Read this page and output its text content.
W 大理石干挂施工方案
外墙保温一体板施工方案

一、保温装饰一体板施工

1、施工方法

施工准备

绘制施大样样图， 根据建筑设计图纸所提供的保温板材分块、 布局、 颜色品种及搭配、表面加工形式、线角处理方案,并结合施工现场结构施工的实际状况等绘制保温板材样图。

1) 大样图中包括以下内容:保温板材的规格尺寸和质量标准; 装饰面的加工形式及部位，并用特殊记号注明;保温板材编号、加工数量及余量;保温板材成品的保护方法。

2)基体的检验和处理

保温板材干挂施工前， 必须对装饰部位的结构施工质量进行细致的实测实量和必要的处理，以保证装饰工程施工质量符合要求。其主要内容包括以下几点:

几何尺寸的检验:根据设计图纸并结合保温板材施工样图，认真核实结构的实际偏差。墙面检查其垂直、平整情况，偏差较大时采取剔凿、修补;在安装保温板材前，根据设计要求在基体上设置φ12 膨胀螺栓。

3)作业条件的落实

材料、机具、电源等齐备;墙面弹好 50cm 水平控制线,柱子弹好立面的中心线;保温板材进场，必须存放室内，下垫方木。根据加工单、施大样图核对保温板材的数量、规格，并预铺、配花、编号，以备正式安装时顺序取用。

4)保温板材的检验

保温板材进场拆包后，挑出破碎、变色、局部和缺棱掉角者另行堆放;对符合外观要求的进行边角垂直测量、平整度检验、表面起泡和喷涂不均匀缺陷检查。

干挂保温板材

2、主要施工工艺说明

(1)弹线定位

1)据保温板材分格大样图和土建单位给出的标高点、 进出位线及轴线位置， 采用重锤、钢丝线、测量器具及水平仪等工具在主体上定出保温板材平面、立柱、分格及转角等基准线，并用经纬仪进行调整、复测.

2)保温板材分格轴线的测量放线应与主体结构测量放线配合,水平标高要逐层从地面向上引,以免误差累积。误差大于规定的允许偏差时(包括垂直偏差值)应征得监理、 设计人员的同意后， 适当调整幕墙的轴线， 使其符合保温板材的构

---

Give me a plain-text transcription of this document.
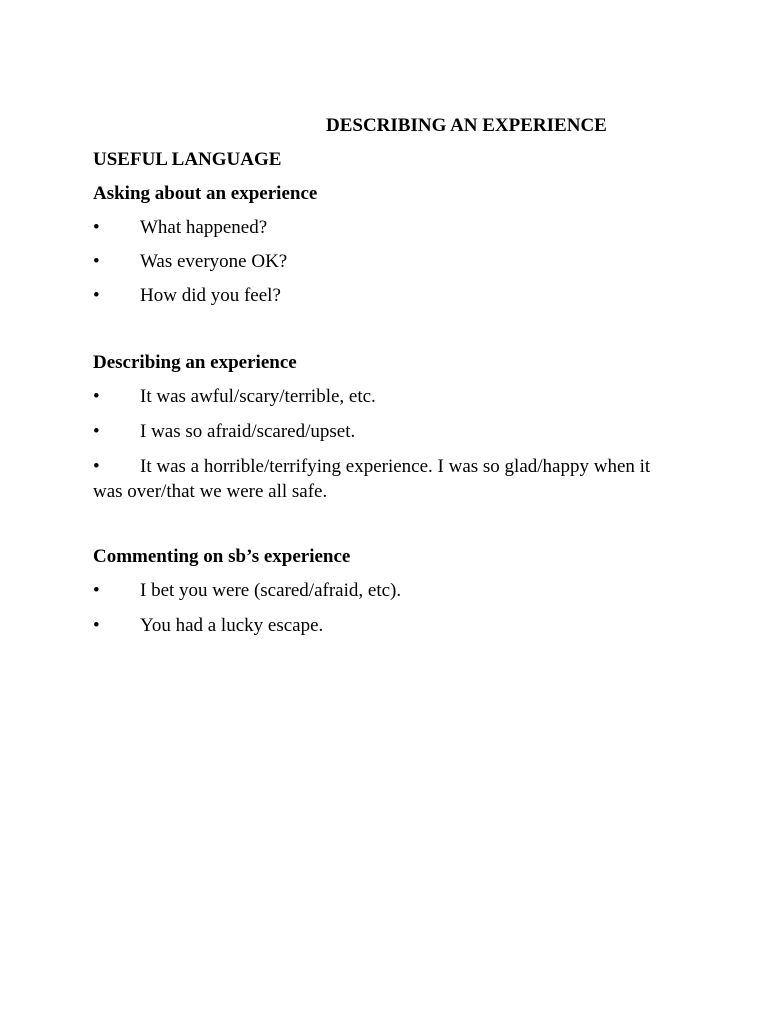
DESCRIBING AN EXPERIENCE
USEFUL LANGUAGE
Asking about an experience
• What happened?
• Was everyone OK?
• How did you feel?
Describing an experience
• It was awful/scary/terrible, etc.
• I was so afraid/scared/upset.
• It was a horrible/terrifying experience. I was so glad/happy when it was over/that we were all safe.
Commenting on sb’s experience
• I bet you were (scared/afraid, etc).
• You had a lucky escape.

...

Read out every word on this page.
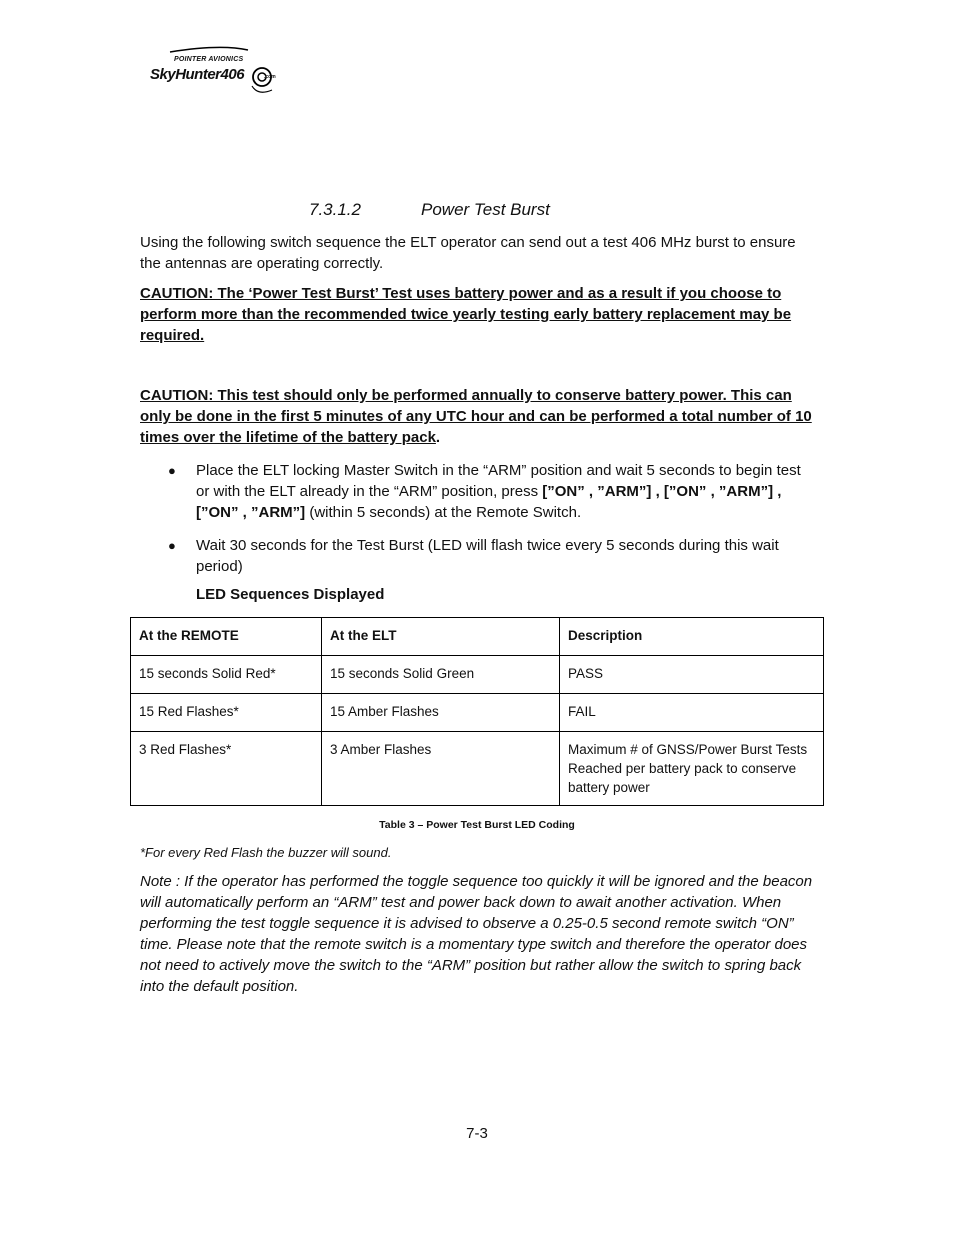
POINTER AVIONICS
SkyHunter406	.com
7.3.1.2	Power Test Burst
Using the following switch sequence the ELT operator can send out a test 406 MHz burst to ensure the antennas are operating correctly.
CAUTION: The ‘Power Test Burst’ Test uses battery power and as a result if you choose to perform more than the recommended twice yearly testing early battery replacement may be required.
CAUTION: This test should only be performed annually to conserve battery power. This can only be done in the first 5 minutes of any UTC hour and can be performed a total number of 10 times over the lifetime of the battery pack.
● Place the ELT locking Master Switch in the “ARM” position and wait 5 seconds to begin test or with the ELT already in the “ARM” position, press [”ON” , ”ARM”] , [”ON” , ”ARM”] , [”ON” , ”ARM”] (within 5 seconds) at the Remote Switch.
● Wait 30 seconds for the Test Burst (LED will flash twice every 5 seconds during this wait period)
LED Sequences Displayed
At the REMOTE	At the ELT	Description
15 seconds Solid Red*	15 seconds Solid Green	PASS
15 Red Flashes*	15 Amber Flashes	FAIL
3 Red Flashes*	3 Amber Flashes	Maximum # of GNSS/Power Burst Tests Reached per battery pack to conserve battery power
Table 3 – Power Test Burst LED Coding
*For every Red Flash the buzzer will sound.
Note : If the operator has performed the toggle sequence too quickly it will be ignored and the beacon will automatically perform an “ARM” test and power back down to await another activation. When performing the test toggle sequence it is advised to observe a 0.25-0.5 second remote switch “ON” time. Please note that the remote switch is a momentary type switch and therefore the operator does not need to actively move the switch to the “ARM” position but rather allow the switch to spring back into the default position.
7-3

* **The exercise**
From the data above, pick out each line containing "scared" and copy it.

* **Correct output**
• I was so afraid/scared/upset.
• I bet you were (scared/afraid, etc).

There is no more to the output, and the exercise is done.